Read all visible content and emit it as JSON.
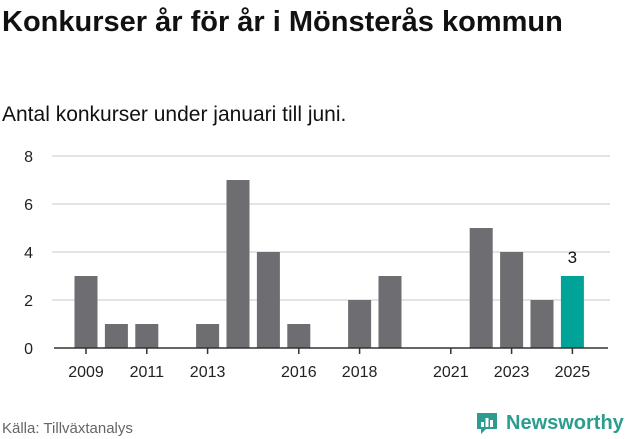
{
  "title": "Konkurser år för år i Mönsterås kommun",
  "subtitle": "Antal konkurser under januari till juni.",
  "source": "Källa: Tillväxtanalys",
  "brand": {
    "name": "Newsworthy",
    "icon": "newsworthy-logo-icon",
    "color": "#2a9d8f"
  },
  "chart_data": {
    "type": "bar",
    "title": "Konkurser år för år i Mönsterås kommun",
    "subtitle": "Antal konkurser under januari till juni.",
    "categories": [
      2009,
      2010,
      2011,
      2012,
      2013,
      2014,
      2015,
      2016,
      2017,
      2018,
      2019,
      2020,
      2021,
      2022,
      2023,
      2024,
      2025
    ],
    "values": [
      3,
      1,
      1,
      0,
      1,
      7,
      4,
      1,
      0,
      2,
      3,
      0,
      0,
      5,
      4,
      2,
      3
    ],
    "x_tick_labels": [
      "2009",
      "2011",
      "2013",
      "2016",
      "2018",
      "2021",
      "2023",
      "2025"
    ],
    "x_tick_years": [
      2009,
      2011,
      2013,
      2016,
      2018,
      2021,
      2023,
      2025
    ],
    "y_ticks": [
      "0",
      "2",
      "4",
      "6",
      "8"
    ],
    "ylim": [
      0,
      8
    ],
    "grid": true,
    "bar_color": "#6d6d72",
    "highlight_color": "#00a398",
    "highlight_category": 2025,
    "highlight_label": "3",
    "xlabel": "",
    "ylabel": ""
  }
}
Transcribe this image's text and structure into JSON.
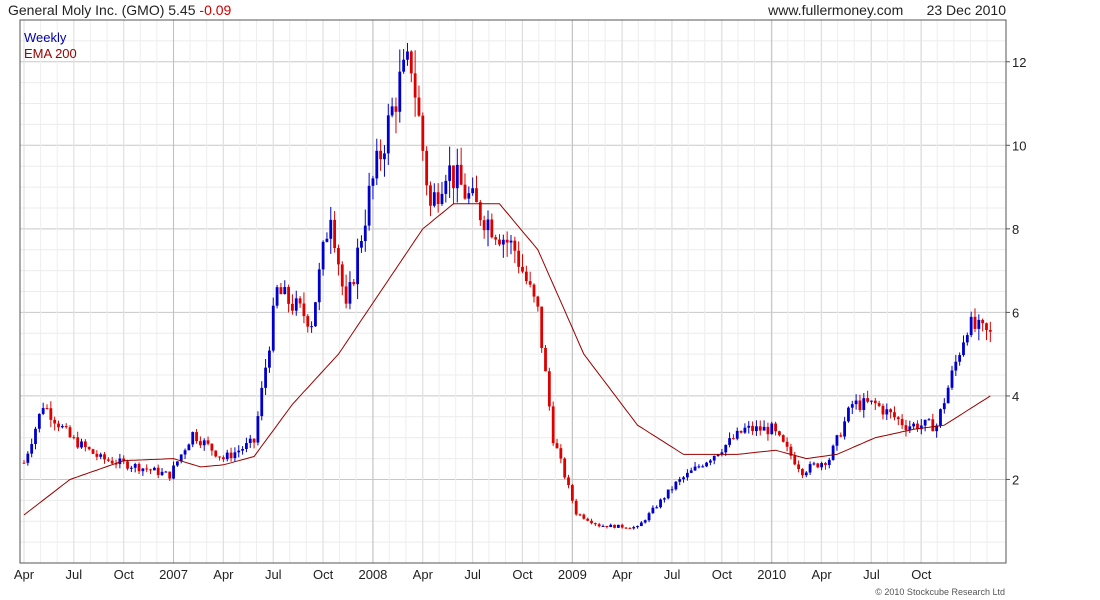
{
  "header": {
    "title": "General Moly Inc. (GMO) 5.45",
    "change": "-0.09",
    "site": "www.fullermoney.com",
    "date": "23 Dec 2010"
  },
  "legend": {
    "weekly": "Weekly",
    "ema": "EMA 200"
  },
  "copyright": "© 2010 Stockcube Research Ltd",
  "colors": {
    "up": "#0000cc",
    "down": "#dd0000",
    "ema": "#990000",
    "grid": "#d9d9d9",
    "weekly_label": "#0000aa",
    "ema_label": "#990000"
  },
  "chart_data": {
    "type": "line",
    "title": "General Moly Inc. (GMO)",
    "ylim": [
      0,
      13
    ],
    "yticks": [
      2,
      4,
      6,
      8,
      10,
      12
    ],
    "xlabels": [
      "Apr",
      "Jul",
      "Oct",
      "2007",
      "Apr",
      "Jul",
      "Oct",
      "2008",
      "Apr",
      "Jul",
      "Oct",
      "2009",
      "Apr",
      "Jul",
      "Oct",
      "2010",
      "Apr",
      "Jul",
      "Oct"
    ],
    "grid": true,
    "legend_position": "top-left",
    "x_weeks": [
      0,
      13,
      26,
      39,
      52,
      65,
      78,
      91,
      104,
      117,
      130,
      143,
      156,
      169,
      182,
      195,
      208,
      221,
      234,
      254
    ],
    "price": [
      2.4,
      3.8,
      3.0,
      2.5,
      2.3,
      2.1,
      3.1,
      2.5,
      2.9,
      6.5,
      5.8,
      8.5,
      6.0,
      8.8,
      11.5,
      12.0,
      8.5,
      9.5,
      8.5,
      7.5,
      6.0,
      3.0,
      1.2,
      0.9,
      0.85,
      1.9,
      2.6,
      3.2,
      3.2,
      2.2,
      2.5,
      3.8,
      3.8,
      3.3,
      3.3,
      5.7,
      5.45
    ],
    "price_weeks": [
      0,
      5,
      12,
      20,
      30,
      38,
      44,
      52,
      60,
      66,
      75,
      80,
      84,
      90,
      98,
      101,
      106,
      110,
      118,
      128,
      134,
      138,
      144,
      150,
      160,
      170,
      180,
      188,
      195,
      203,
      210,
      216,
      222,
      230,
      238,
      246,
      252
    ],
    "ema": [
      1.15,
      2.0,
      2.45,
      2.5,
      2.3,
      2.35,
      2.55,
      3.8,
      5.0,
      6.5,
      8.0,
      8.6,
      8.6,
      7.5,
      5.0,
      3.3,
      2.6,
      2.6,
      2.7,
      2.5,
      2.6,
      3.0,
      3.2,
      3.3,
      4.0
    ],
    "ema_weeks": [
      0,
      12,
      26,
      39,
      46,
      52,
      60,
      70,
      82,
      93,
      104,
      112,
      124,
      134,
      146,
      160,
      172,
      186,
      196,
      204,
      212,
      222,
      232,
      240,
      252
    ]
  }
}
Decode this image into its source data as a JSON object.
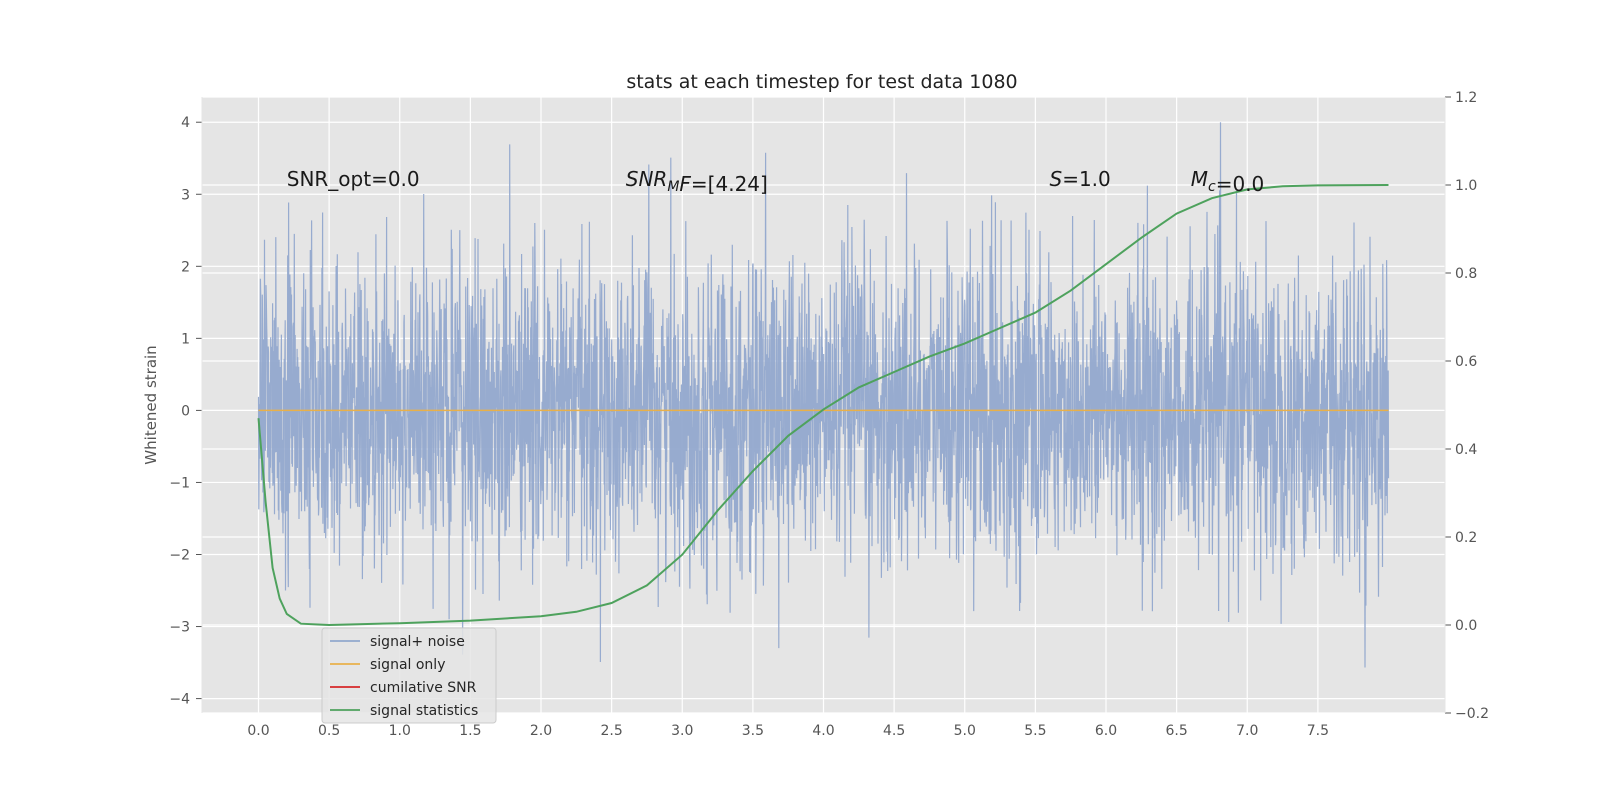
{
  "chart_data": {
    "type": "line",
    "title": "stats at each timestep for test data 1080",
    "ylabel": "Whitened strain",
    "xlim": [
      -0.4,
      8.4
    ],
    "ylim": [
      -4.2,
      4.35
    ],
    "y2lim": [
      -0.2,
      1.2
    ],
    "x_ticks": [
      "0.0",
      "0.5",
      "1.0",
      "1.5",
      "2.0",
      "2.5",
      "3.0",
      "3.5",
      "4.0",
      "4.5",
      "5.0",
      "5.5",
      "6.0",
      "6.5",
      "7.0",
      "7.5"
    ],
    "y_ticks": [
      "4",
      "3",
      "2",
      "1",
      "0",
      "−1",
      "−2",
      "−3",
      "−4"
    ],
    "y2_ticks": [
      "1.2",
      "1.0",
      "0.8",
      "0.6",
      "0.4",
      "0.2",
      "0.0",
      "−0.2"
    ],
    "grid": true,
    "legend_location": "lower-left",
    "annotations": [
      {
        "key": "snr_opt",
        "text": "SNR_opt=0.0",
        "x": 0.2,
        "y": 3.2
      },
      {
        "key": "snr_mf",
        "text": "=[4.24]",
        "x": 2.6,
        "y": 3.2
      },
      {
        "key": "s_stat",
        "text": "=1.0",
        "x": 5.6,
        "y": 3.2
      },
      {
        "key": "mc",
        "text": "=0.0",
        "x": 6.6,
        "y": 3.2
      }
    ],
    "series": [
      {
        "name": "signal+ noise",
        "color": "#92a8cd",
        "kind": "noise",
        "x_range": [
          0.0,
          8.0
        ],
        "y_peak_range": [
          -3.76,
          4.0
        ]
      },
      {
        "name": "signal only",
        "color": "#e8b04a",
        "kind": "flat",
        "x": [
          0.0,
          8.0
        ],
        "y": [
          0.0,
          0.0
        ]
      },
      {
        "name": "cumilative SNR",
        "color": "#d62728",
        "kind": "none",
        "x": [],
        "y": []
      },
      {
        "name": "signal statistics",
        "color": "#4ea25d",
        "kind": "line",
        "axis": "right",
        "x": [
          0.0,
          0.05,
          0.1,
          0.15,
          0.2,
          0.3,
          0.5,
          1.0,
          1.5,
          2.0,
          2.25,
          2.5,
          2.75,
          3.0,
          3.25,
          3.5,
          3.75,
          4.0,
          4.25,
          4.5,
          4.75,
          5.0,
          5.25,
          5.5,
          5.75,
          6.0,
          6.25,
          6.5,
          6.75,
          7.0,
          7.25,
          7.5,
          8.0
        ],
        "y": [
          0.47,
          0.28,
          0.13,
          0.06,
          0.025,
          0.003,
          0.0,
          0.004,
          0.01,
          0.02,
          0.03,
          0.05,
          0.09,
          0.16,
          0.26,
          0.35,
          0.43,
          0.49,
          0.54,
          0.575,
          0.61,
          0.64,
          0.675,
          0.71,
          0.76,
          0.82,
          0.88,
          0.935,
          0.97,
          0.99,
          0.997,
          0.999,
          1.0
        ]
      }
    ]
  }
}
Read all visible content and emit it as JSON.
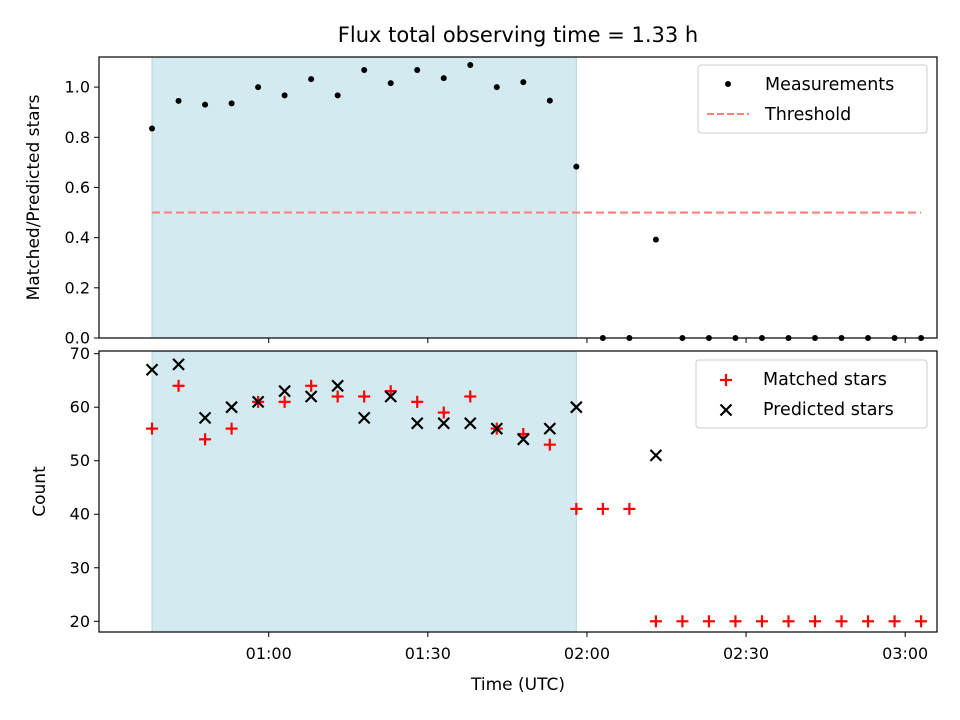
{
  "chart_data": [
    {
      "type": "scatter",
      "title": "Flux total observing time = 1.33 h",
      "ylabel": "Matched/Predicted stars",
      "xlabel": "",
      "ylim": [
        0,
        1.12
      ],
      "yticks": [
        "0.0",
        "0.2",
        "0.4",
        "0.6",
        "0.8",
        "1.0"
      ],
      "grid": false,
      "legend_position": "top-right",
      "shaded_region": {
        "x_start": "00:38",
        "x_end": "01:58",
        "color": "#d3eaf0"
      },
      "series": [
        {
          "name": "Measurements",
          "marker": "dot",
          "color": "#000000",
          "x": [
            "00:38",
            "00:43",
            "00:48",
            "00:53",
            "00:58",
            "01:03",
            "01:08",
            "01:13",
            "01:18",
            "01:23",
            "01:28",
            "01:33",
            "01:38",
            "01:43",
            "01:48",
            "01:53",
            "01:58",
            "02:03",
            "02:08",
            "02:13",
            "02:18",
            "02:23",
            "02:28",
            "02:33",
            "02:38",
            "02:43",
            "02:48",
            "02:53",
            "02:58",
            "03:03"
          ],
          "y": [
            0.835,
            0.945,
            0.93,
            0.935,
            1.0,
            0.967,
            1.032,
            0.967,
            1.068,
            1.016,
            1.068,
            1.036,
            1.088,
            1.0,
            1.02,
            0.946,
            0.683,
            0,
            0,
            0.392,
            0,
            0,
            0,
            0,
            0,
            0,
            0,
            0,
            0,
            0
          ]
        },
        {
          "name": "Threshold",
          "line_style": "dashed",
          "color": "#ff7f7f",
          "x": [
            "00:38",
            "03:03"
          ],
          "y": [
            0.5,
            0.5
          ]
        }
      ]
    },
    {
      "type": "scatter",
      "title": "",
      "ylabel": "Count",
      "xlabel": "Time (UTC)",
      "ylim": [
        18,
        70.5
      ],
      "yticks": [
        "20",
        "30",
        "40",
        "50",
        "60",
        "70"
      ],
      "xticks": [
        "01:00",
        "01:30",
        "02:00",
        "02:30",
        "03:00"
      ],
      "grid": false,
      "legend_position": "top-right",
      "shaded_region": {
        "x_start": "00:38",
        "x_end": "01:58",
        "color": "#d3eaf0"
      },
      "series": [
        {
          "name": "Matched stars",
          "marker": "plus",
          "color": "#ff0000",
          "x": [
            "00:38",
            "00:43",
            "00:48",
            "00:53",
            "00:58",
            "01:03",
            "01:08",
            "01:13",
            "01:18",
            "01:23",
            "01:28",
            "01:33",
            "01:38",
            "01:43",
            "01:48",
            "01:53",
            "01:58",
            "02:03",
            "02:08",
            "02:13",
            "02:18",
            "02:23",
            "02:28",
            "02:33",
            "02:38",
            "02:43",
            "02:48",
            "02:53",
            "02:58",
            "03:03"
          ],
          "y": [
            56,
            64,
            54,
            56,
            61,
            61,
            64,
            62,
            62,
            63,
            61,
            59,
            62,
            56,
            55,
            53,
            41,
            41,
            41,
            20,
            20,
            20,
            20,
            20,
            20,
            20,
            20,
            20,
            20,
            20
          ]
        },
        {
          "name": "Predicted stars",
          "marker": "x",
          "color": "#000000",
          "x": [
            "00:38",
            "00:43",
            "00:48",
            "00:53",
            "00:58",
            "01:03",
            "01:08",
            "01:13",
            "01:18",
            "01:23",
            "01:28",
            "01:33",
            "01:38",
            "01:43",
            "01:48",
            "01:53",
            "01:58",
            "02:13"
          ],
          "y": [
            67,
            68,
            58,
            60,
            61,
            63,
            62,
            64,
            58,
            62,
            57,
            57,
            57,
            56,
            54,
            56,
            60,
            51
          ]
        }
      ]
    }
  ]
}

┄┄┄┄┄┄┄┄┄┄┄┄┄┄┄┄┄┄┄┄

* [What this task involves] A line counts if it holds the word "Moly". How many lines of the entries count? Give the number only.

* [Result of this exercise] 2